Goal of the exercise: Extract all lines in the data that contain the word "Simple".
++++++++
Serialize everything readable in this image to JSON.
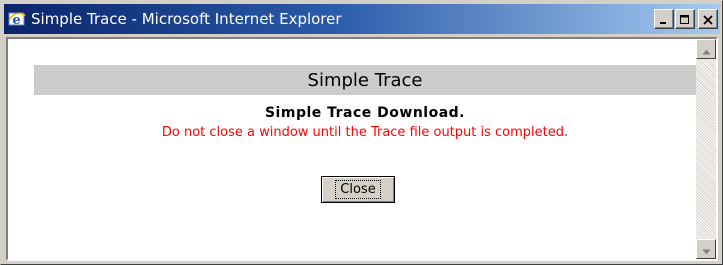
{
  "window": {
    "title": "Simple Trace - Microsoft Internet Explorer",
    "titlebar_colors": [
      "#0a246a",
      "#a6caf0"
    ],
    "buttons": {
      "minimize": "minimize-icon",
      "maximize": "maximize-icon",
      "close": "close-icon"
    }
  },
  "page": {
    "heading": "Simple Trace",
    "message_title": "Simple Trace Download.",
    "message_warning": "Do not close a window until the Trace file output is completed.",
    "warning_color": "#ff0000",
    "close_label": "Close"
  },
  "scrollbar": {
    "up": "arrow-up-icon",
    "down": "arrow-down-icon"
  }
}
++++++++
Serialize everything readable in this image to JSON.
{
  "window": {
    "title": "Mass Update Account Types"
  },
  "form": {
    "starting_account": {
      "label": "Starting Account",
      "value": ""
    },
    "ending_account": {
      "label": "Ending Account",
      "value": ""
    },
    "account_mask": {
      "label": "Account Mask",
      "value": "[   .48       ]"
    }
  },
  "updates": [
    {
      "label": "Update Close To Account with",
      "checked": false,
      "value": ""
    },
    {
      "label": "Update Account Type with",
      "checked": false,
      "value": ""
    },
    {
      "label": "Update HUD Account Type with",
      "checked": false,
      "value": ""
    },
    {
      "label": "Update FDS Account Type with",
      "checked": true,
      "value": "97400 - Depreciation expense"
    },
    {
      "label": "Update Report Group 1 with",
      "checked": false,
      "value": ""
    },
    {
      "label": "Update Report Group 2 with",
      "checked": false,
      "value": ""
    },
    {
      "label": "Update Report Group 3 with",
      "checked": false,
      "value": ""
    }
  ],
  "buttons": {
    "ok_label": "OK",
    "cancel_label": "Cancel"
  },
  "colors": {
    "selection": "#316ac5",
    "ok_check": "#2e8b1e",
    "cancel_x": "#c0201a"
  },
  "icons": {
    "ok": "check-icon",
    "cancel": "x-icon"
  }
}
++++++++
Result:
    "title": "Simple Trace - Microsoft Internet Explorer",
    "heading": "Simple Trace",
    "message_title": "Simple Trace Download.",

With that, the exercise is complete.